## START DATA LINES

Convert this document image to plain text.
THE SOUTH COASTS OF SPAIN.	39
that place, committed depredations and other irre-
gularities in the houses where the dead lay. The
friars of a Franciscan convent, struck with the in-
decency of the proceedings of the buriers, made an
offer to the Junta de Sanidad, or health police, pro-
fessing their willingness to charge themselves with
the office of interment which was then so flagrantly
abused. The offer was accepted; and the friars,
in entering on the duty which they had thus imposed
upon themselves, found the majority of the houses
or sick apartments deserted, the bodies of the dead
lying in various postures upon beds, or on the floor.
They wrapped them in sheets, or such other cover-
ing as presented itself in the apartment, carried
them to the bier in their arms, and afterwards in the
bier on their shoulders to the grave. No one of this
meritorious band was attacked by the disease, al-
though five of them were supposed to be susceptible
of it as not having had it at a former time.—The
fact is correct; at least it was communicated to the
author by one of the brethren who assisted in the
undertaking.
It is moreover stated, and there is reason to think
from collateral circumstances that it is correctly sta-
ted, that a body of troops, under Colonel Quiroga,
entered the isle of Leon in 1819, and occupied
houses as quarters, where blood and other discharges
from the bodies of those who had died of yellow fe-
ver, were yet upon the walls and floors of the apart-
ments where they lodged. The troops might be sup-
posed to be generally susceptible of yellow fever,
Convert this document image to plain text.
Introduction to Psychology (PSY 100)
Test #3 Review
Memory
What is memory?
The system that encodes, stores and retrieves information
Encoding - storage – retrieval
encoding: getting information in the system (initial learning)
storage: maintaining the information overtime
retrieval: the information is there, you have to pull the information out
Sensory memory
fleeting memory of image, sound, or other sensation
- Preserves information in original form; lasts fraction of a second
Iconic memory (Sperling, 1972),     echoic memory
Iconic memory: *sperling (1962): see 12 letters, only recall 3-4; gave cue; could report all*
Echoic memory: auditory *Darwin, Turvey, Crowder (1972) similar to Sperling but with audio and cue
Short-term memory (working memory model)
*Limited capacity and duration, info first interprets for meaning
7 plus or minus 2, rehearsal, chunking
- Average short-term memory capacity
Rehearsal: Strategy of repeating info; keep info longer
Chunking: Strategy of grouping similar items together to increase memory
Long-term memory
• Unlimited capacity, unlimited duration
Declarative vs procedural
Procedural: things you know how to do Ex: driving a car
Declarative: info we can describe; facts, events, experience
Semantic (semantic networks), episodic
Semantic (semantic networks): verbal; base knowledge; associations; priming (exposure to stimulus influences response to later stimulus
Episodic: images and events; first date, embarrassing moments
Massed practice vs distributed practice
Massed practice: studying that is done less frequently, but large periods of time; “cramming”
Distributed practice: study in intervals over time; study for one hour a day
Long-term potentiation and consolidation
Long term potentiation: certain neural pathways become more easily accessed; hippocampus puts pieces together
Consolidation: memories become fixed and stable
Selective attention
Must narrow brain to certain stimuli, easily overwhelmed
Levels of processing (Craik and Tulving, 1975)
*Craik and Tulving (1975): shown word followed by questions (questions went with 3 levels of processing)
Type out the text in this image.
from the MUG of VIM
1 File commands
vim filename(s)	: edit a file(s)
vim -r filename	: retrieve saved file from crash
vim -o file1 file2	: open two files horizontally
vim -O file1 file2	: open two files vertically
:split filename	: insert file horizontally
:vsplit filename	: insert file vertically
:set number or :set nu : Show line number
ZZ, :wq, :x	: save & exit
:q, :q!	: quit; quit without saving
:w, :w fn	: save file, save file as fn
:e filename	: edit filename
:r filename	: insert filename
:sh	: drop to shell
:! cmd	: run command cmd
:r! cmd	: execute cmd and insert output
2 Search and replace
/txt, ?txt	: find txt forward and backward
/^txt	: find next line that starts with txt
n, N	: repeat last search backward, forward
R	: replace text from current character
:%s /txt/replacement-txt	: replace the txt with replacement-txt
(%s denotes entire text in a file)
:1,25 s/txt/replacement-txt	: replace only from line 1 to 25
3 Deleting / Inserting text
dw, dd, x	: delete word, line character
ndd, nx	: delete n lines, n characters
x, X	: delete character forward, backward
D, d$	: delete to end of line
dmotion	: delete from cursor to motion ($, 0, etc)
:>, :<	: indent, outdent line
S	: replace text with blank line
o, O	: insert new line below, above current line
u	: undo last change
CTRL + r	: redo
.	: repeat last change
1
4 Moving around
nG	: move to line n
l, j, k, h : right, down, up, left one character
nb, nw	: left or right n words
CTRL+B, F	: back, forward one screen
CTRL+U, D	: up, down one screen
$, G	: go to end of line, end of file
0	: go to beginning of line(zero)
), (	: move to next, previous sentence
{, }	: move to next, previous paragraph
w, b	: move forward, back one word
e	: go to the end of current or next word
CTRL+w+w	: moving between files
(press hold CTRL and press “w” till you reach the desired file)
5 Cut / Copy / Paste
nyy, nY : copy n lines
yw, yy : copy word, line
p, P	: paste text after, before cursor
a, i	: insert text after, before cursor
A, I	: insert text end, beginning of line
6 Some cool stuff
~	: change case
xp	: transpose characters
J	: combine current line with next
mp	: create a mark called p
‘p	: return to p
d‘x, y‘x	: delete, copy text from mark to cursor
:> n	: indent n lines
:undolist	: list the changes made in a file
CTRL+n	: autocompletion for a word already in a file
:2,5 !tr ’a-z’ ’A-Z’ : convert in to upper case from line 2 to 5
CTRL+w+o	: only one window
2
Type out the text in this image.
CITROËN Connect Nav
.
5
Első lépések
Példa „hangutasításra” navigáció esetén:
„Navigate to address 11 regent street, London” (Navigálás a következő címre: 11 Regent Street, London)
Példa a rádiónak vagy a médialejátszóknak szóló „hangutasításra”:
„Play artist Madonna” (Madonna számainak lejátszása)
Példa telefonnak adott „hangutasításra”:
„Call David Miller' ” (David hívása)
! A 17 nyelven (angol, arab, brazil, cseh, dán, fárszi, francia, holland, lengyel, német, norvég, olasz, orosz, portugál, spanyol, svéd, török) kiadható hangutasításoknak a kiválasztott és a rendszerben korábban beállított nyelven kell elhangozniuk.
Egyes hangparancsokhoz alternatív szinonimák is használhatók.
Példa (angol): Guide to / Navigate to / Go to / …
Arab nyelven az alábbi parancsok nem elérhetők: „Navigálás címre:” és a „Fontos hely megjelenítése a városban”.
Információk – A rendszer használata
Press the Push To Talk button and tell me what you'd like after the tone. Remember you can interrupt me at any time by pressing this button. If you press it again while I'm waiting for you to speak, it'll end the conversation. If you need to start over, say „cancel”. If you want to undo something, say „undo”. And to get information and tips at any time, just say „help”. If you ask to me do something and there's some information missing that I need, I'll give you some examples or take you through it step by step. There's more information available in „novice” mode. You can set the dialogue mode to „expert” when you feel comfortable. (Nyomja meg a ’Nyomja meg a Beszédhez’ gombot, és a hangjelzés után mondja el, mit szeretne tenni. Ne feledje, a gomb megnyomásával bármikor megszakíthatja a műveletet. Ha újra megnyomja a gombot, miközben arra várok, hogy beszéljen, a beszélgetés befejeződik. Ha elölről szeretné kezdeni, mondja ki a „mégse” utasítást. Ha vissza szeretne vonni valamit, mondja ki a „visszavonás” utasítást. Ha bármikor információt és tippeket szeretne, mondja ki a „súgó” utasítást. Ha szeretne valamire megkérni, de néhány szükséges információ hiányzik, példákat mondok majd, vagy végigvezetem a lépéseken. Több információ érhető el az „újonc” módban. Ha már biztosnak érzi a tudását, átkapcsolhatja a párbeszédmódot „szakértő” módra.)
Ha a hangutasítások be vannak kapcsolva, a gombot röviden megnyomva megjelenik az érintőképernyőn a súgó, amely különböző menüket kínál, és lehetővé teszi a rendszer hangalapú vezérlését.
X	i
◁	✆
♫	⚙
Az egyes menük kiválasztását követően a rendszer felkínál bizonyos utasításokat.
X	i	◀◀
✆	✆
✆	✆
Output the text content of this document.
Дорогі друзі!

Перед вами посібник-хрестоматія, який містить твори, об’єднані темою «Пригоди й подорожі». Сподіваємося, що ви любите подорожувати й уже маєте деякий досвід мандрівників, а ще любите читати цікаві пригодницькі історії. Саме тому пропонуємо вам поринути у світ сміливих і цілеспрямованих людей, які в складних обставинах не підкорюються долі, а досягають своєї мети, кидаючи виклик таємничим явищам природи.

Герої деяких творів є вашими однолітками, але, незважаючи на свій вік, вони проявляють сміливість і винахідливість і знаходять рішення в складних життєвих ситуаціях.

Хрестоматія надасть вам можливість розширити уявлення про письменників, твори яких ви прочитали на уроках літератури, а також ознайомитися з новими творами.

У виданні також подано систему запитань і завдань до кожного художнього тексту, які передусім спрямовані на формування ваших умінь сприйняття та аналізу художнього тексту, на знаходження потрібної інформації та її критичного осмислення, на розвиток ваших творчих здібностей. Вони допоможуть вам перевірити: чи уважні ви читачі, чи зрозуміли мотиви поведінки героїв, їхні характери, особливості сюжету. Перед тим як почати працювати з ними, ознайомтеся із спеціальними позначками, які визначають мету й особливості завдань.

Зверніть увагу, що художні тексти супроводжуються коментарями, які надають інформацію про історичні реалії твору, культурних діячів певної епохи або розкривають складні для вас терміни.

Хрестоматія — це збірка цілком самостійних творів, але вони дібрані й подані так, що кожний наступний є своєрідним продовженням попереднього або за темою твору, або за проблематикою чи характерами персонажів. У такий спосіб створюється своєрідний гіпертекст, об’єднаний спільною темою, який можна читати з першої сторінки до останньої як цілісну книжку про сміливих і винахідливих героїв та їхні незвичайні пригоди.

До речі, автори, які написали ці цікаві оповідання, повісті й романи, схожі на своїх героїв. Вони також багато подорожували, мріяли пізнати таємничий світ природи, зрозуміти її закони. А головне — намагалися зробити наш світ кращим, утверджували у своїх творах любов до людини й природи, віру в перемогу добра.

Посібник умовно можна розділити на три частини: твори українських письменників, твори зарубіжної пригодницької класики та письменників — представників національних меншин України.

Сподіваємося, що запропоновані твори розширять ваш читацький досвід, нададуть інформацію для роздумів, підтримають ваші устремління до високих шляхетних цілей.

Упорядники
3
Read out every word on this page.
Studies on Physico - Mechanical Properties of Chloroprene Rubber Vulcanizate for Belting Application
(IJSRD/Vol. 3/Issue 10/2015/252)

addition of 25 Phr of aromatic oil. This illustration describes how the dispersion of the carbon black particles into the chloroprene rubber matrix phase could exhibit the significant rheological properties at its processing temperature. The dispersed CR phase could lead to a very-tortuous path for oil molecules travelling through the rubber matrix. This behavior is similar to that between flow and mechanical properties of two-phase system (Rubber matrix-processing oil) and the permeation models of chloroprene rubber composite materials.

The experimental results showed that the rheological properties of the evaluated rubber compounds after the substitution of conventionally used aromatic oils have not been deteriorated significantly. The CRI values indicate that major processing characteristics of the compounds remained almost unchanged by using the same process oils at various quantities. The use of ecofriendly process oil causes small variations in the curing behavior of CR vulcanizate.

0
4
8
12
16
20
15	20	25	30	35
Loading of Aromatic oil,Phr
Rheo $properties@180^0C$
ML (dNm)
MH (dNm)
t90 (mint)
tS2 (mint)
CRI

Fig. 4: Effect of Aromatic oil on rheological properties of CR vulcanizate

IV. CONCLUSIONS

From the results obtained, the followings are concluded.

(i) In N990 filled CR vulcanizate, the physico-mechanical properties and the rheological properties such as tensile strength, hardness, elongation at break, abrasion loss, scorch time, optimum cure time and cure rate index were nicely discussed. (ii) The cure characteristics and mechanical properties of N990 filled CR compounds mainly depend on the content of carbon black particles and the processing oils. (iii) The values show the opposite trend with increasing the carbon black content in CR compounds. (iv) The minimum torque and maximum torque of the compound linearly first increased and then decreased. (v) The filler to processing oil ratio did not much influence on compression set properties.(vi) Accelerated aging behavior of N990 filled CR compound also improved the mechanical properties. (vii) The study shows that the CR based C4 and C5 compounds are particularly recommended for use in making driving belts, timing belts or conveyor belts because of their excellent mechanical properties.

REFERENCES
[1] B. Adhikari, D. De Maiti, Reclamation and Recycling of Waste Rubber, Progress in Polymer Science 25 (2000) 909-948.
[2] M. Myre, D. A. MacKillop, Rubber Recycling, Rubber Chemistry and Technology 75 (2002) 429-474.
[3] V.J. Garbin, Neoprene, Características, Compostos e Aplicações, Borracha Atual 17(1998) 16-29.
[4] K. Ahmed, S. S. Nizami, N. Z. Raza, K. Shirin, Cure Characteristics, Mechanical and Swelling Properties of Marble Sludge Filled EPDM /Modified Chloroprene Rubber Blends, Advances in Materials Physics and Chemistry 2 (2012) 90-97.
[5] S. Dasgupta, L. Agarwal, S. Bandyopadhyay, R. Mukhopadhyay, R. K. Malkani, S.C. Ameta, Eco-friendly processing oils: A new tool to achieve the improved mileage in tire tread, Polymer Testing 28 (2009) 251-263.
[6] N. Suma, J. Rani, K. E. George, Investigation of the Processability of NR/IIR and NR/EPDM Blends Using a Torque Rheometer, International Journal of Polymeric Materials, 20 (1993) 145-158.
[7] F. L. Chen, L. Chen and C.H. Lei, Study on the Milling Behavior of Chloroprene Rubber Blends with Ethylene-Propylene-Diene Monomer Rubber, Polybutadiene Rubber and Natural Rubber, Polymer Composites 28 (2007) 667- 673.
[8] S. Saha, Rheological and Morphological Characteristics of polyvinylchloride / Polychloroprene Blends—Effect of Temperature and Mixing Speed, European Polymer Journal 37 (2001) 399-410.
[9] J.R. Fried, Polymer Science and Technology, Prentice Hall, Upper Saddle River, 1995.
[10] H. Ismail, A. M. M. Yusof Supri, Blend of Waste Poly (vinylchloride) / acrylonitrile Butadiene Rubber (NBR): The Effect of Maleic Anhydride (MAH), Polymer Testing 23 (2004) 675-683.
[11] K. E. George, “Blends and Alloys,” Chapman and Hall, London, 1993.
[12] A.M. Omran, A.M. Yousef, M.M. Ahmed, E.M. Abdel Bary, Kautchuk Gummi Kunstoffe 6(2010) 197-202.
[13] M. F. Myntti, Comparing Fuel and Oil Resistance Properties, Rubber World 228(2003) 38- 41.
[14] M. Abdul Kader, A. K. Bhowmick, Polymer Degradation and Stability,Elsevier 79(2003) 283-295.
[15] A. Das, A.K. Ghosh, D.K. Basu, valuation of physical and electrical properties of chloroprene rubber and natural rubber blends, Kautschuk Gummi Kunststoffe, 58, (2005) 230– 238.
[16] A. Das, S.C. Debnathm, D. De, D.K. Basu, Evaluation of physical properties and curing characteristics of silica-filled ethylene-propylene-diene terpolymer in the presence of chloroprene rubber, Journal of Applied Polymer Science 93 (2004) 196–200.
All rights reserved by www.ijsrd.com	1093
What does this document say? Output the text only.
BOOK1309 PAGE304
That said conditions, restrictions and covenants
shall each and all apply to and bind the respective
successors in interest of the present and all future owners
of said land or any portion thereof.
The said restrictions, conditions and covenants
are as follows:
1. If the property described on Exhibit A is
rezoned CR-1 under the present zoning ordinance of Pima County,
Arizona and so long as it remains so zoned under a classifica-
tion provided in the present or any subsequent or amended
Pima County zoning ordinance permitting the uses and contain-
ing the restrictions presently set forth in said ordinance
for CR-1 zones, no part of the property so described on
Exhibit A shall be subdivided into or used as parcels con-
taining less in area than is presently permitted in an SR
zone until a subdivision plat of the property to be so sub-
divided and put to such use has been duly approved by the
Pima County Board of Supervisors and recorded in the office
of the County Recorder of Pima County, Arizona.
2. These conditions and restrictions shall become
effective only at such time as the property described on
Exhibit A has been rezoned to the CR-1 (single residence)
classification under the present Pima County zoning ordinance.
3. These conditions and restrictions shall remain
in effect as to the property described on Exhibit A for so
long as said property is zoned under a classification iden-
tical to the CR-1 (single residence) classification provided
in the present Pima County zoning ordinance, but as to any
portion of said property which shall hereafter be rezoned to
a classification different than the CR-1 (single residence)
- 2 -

## END DATA LINES

_PROBLEM_
Find the lines above that contain the word "Technology" and collect them.

_RESPONSE_
[2] M. Myre, D. A. MacKillop, Rubber Recycling, Rubber Chemistry and Technology 75 (2002) 429-474.
[9] J.R. Fried, Polymer Science and Technology, Prentice Hall, Upper Saddle River, 1995.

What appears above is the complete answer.